►
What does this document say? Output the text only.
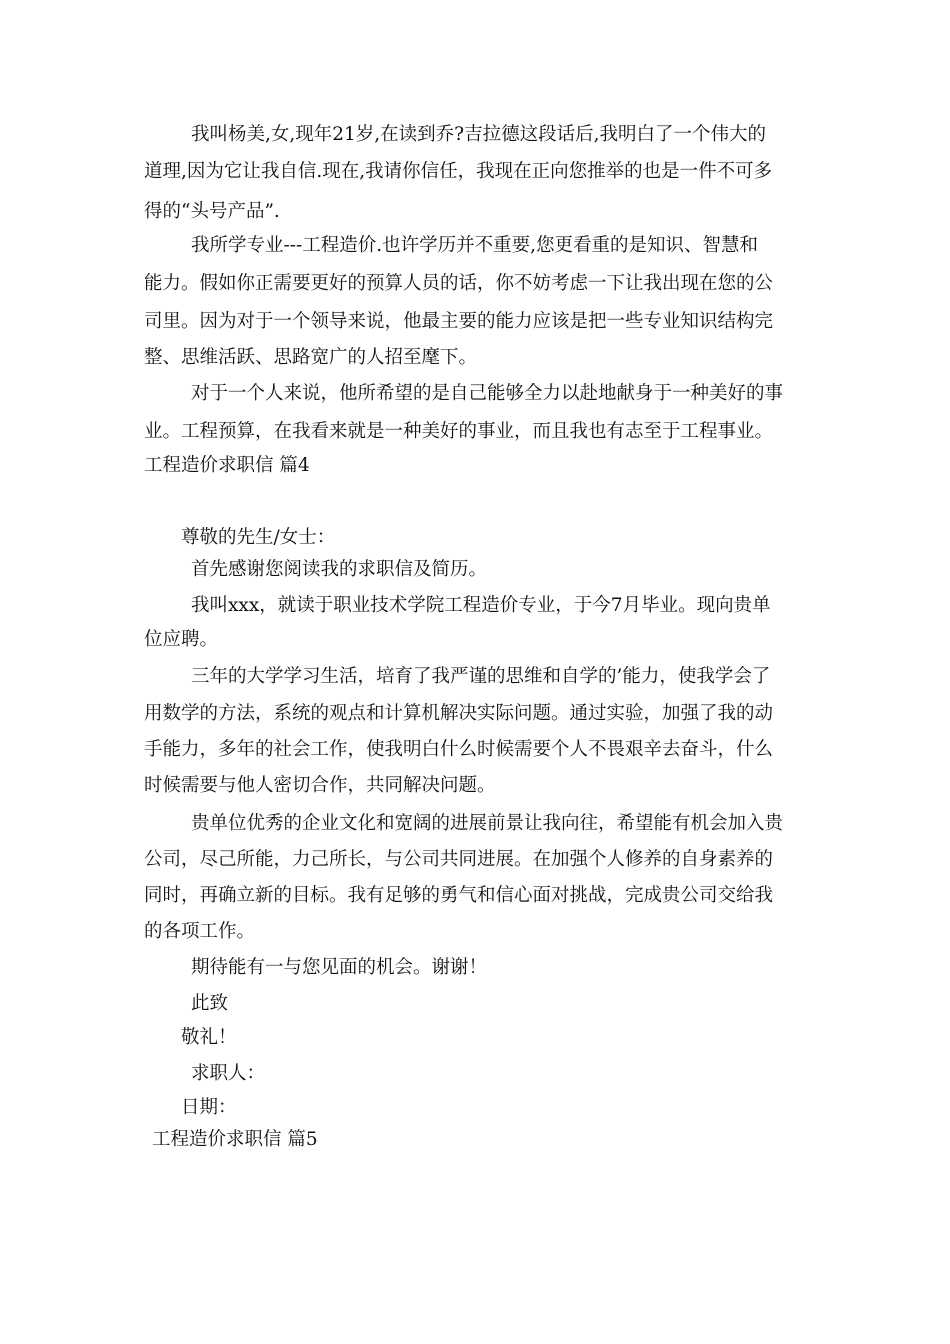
我叫杨美,女,现年21岁,在读到乔?吉拉德这段话后,我明白了一个伟大的

道理,因为它让我自信.现在,我请你信任，我现在正向您推举的也是一件不可多

得的“头号产品”.

我所学专业---工程造价.也许学历并不重要,您更看重的是知识、智慧和

能力。假如你正需要更好的预算人员的话，你不妨考虑一下让我出现在您的公

司里。因为对于一个领导来说，他最主要的能力应该是把一些专业知识结构完

整、思维活跃、思路宽广的人招至麾下。

对于一个人来说，他所希望的是自己能够全力以赴地献身于一种美好的事

业。工程预算，在我看来就是一种美好的事业，而且我也有志至于工程事业。

工程造价求职信 篇4

尊敬的先生/女士：

首先感谢您阅读我的求职信及简历。

我叫xxx，就读于职业技术学院工程造价专业，于今7月毕业。现向贵单

位应聘。

三年的大学学习生活，培育了我严谨的思维和自学的’能力，使我学会了

用数学的方法，系统的观点和计算机解决实际问题。通过实验，加强了我的动

手能力，多年的社会工作，使我明白什么时候需要个人不畏艰辛去奋斗，什么

时候需要与他人密切合作，共同解决问题。

贵单位优秀的企业文化和宽阔的进展前景让我向往，希望能有机会加入贵

公司，尽己所能，力己所长，与公司共同进展。在加强个人修养的自身素养的

同时，再确立新的目标。我有足够的勇气和信心面对挑战，完成贵公司交给我

的各项工作。

期待能有一与您见面的机会。谢谢！

此致

敬礼！

求职人：

日期：

工程造价求职信 篇5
◄
# PROMPT
Without the images, write out each line of the data verbatim.

# WRITTEN RESPONSE
What does this document say? Output the text only.
我叫杨美,女,现年21岁,在读到乔?吉拉德这段话后,我明白了一个伟大的

道理,因为它让我自信.现在,我请你信任，我现在正向您推举的也是一件不可多

得的“头号产品”.

我所学专业---工程造价.也许学历并不重要,您更看重的是知识、智慧和

能力。假如你正需要更好的预算人员的话，你不妨考虑一下让我出现在您的公

司里。因为对于一个领导来说，他最主要的能力应该是把一些专业知识结构完

整、思维活跃、思路宽广的人招至麾下。

对于一个人来说，他所希望的是自己能够全力以赴地献身于一种美好的事

业。工程预算，在我看来就是一种美好的事业，而且我也有志至于工程事业。

工程造价求职信 篇4

尊敬的先生/女士：

首先感谢您阅读我的求职信及简历。

我叫xxx，就读于职业技术学院工程造价专业，于今7月毕业。现向贵单

位应聘。

三年的大学学习生活，培育了我严谨的思维和自学的’能力，使我学会了

用数学的方法，系统的观点和计算机解决实际问题。通过实验，加强了我的动

手能力，多年的社会工作，使我明白什么时候需要个人不畏艰辛去奋斗，什么

时候需要与他人密切合作，共同解决问题。

贵单位优秀的企业文化和宽阔的进展前景让我向往，希望能有机会加入贵

公司，尽己所能，力己所长，与公司共同进展。在加强个人修养的自身素养的

同时，再确立新的目标。我有足够的勇气和信心面对挑战，完成贵公司交给我

的各项工作。

期待能有一与您见面的机会。谢谢！

此致

敬礼！

求职人：

日期：

工程造价求职信 篇5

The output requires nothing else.